→ **Work instructions**
Output, please, every line from the line that holds "What data populates" to the end, exactly as written.

Dataset records:
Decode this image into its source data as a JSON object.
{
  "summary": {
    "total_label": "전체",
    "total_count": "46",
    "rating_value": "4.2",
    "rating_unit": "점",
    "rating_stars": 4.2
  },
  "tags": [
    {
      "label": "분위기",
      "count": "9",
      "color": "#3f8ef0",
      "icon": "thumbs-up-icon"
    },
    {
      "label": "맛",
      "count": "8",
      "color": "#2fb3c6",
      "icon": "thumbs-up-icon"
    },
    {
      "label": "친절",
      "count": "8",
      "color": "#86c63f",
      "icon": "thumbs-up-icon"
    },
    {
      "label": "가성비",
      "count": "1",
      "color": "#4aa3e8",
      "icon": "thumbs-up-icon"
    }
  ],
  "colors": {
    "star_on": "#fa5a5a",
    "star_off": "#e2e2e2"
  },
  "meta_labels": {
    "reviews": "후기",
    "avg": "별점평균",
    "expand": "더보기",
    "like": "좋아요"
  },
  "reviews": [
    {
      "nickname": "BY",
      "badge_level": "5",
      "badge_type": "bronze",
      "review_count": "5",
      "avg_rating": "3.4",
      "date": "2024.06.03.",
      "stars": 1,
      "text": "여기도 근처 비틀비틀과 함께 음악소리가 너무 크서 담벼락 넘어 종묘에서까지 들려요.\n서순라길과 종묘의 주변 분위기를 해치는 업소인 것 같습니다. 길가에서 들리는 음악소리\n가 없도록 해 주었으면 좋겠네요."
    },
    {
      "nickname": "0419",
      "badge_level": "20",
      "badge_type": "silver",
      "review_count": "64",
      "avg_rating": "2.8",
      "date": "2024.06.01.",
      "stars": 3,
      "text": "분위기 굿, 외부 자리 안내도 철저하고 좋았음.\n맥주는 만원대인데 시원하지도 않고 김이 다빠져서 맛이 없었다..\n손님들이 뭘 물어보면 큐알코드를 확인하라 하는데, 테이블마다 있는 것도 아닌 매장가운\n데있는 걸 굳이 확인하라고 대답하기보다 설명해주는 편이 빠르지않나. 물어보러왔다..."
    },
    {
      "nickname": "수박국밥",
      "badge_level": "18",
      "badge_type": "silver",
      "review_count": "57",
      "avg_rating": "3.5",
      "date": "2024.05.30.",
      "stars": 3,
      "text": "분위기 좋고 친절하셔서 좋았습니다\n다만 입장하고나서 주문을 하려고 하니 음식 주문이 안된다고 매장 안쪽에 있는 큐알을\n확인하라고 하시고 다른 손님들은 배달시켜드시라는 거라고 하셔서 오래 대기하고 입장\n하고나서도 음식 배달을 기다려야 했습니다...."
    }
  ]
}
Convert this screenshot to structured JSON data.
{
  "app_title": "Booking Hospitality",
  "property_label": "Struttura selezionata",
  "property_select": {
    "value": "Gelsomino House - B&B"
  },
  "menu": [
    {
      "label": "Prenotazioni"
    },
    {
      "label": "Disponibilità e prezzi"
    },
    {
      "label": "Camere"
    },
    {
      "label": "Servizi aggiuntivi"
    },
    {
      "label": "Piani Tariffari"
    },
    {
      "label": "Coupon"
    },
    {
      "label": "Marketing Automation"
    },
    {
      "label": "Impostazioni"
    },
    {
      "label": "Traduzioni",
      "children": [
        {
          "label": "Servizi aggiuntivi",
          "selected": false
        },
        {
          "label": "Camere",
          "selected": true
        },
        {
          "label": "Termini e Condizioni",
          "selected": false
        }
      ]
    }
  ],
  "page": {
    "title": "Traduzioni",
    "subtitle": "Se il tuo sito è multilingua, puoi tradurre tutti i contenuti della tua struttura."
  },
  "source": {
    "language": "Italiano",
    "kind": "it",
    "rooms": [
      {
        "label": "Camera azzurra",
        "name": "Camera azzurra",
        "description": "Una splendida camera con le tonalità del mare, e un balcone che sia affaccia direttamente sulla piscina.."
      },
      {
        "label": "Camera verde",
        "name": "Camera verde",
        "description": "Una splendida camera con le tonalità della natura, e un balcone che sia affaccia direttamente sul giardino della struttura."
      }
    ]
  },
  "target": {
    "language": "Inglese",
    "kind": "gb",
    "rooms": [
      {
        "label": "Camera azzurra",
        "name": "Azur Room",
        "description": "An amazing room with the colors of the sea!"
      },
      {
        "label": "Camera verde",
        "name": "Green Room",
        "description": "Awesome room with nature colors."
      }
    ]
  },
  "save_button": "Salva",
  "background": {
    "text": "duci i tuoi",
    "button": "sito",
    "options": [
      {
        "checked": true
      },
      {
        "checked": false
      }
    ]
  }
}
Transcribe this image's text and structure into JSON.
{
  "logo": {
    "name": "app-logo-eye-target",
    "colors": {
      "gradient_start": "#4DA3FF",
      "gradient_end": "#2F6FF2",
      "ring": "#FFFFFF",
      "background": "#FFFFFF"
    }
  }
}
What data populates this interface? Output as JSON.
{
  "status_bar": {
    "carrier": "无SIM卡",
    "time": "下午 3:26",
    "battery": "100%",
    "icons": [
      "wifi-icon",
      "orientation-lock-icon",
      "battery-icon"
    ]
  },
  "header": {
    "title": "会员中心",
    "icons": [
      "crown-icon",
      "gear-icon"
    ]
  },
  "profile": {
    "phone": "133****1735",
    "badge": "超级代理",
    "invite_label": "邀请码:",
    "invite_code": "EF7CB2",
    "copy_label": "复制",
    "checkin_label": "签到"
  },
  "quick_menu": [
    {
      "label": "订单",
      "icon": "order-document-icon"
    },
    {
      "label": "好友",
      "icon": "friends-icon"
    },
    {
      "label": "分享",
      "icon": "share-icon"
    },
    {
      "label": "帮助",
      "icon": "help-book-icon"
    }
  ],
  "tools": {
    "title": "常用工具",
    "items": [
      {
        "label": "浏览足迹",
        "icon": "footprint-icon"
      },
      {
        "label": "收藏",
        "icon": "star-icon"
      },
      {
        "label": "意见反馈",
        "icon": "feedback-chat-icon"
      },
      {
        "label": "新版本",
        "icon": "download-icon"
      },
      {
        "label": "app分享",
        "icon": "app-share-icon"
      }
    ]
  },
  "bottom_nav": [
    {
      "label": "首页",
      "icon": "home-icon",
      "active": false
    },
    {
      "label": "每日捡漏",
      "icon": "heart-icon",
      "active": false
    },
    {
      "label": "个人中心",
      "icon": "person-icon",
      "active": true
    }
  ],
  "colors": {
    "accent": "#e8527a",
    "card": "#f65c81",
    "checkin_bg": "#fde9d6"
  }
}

→ **Task response**
What data populates this interface? Output as JSON.
{
  "status_bar": {
    "carrier": "无SIM卡",
    "time": "下午 3:26",
    "battery": "100%",
    "icons": [
      "wifi-icon",
      "orientation-lock-icon",
      "battery-icon"
    ]
  },
  "header": {
    "title": "会员中心",
    "icons": [
      "crown-icon",
      "gear-icon"
    ]
  },
  "profile": {
    "phone": "133****1735",
    "badge": "超级代理",
    "invite_label": "邀请码:",
    "invite_code": "EF7CB2",
    "copy_label": "复制",
    "checkin_label": "签到"
  },
  "quick_menu": [
    {
      "label": "订单",
      "icon": "order-document-icon"
    },
    {
      "label": "好友",
      "icon": "friends-icon"
    },
    {
      "label": "分享",
      "icon": "share-icon"
    },
    {
      "label": "帮助",
      "icon": "help-book-icon"
    }
  ],
  "tools": {
    "title": "常用工具",
    "items": [
      {
        "label": "浏览足迹",
        "icon": "footprint-icon"
      },
      {
        "label": "收藏",
        "icon": "star-icon"
      },
      {
        "label": "意见反馈",
        "icon": "feedback-chat-icon"
      },
      {
        "label": "新版本",
        "icon": "download-icon"
      },
      {
        "label": "app分享",
        "icon": "app-share-icon"
      }
    ]
  },
  "bottom_nav": [
    {
      "label": "首页",
      "icon": "home-icon",
      "active": false
    },
    {
      "label": "每日捡漏",
      "icon": "heart-icon",
      "active": false
    },
    {
      "label": "个人中心",
      "icon": "person-icon",
      "active": true
    }
  ],
  "colors": {
    "accent": "#e8527a",
    "card": "#f65c81",
    "checkin_bg": "#fde9d6"
  }
}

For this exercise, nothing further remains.